=== EXERCISE MATERIALS ===

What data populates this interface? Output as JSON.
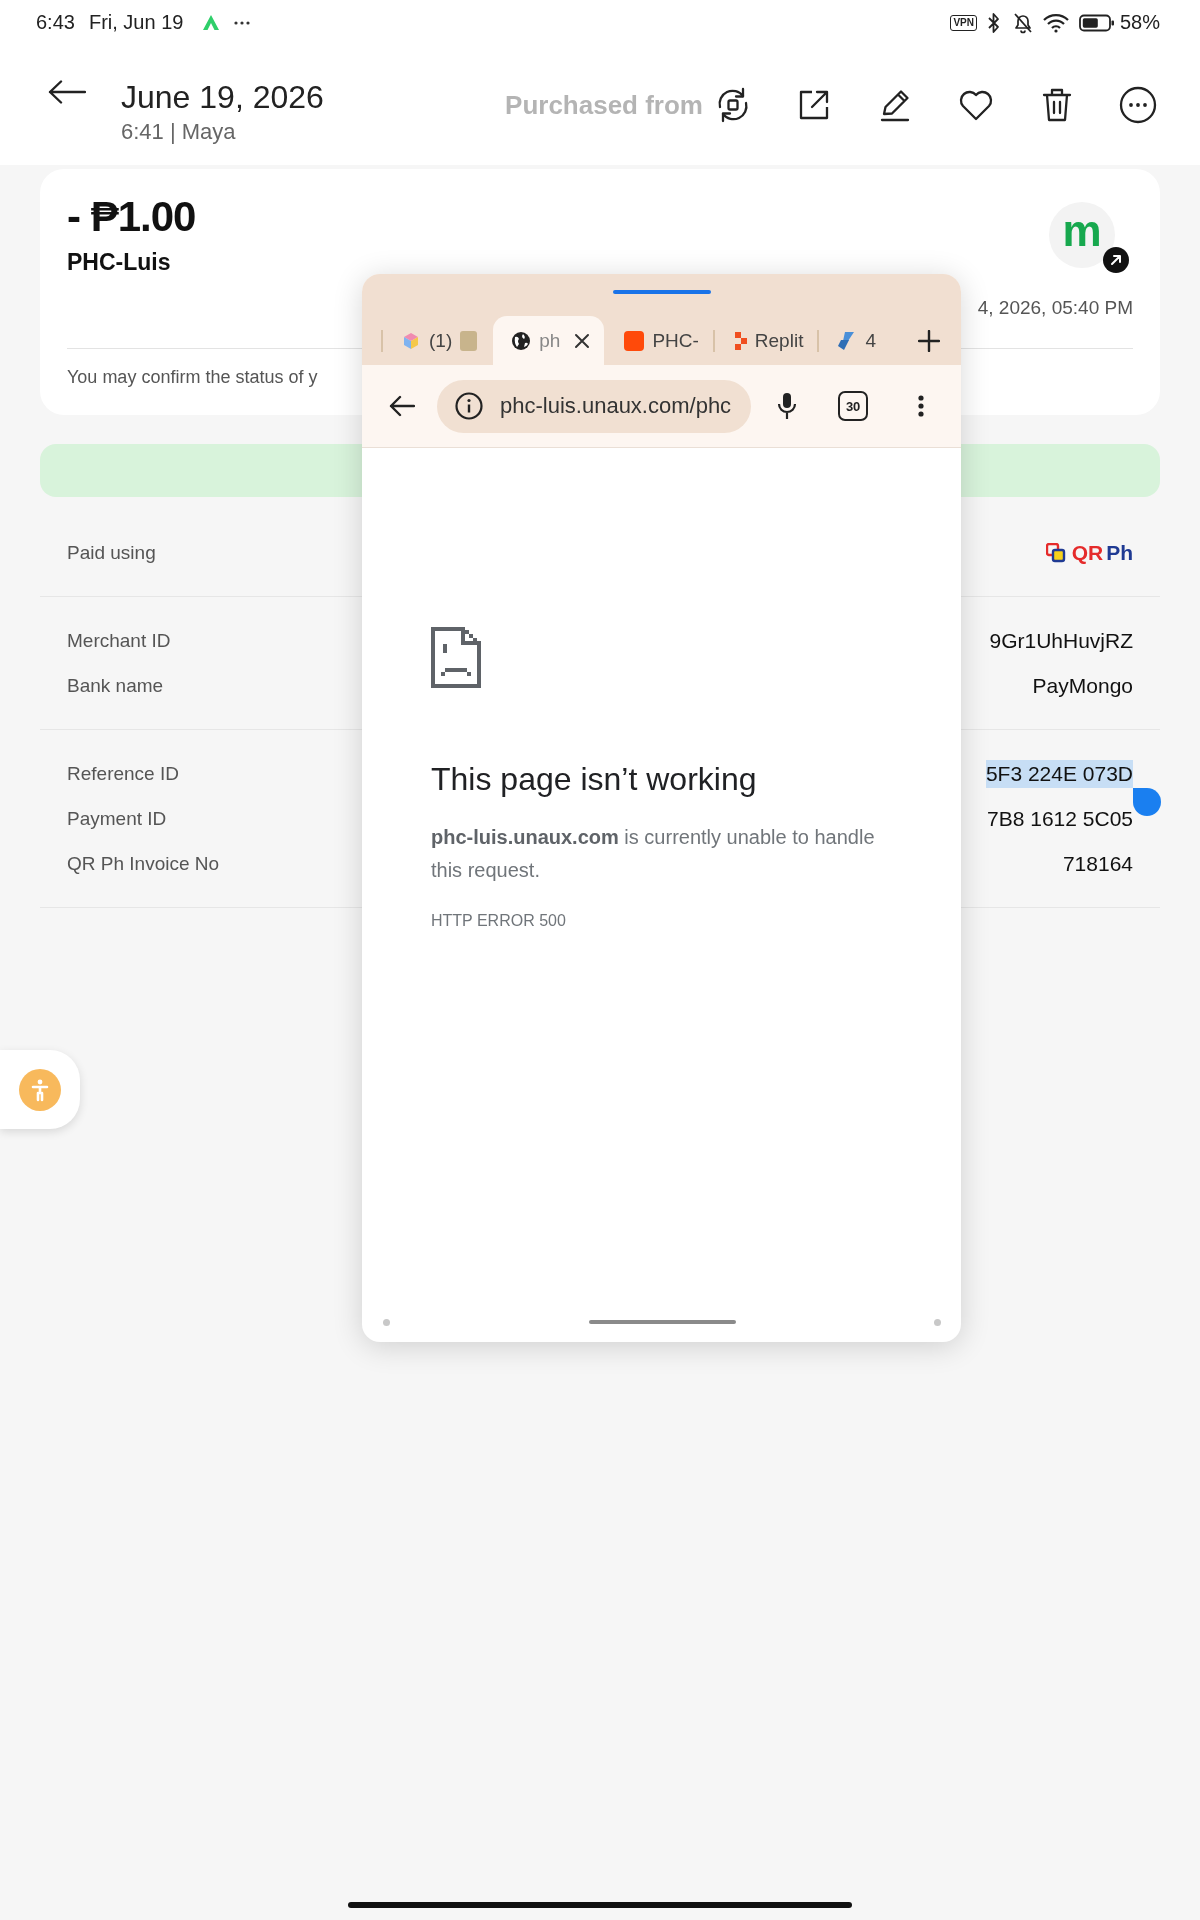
{
  "status_bar": {
    "time": "6:43",
    "date": "Fri, Jun 19",
    "vpn_label": "VPN",
    "battery": "58%"
  },
  "header": {
    "title": "June 19, 2026",
    "subtitle": "6:41 | Maya",
    "faded_title": "Purchased from"
  },
  "transaction": {
    "amount": "- ₱1.00",
    "merchant": "PHC-Luis",
    "logo_letter": "m",
    "date": "4, 2026, 05:40 PM",
    "note": "You may confirm the status of y"
  },
  "details": [
    {
      "rows": [
        {
          "kind": "logo",
          "label": "Paid using",
          "logo_words": [
            "QR",
            "Ph"
          ],
          "highlighted": false
        }
      ]
    },
    {
      "rows": [
        {
          "kind": "text",
          "label": "Merchant ID",
          "value": "9Gr1UhHuvjRZ",
          "highlighted": false
        },
        {
          "kind": "text",
          "label": "Bank name",
          "value": "PayMongo",
          "highlighted": false
        }
      ]
    },
    {
      "rows": [
        {
          "kind": "text",
          "label": "Reference ID",
          "value": "5F3 224E 073D",
          "highlighted": true
        },
        {
          "kind": "text",
          "label": "Payment ID",
          "value": "7B8 1612 5C05",
          "highlighted": false
        },
        {
          "kind": "text",
          "label": "QR Ph Invoice No",
          "value": "718164",
          "highlighted": false
        }
      ]
    }
  ],
  "browser_popup": {
    "tabs": [
      {
        "label": "(1)",
        "selected": false
      },
      {
        "label": "ph",
        "selected": true
      },
      {
        "label": "PHC-",
        "selected": false
      },
      {
        "label": "Replit",
        "selected": false
      },
      {
        "label": "4",
        "selected": false
      }
    ],
    "url": "phc-luis.unaux.com/phc",
    "tab_count": "30",
    "error": {
      "title": "This page isn’t working",
      "message": "**phc-luis.unaux.com** is currently unable to handle this request.",
      "code": "HTTP ERROR 500"
    }
  }
}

===

EXERCISE GOAL:
Return each line exactly as written. Any picture gets left out.

TASK SOLUTION:
What data populates this interface? Output as JSON.
{
  "status_bar": {
    "time": "6:43",
    "date": "Fri, Jun 19",
    "vpn_label": "VPN",
    "battery": "58%"
  },
  "header": {
    "title": "June 19, 2026",
    "subtitle": "6:41 | Maya",
    "faded_title": "Purchased from"
  },
  "transaction": {
    "amount": "- ₱1.00",
    "merchant": "PHC-Luis",
    "logo_letter": "m",
    "date": "4, 2026, 05:40 PM",
    "note": "You may confirm the status of y"
  },
  "details": [
    {
      "rows": [
        {
          "kind": "logo",
          "label": "Paid using",
          "logo_words": [
            "QR",
            "Ph"
          ],
          "highlighted": false
        }
      ]
    },
    {
      "rows": [
        {
          "kind": "text",
          "label": "Merchant ID",
          "value": "9Gr1UhHuvjRZ",
          "highlighted": false
        },
        {
          "kind": "text",
          "label": "Bank name",
          "value": "PayMongo",
          "highlighted": false
        }
      ]
    },
    {
      "rows": [
        {
          "kind": "text",
          "label": "Reference ID",
          "value": "5F3 224E 073D",
          "highlighted": true
        },
        {
          "kind": "text",
          "label": "Payment ID",
          "value": "7B8 1612 5C05",
          "highlighted": false
        },
        {
          "kind": "text",
          "label": "QR Ph Invoice No",
          "value": "718164",
          "highlighted": false
        }
      ]
    }
  ],
  "browser_popup": {
    "tabs": [
      {
        "label": "(1)",
        "selected": false
      },
      {
        "label": "ph",
        "selected": true
      },
      {
        "label": "PHC-",
        "selected": false
      },
      {
        "label": "Replit",
        "selected": false
      },
      {
        "label": "4",
        "selected": false
      }
    ],
    "url": "phc-luis.unaux.com/phc",
    "tab_count": "30",
    "error": {
      "title": "This page isn’t working",
      "message": "**phc-luis.unaux.com** is currently unable to handle this request.",
      "code": "HTTP ERROR 500"
    }
  }
}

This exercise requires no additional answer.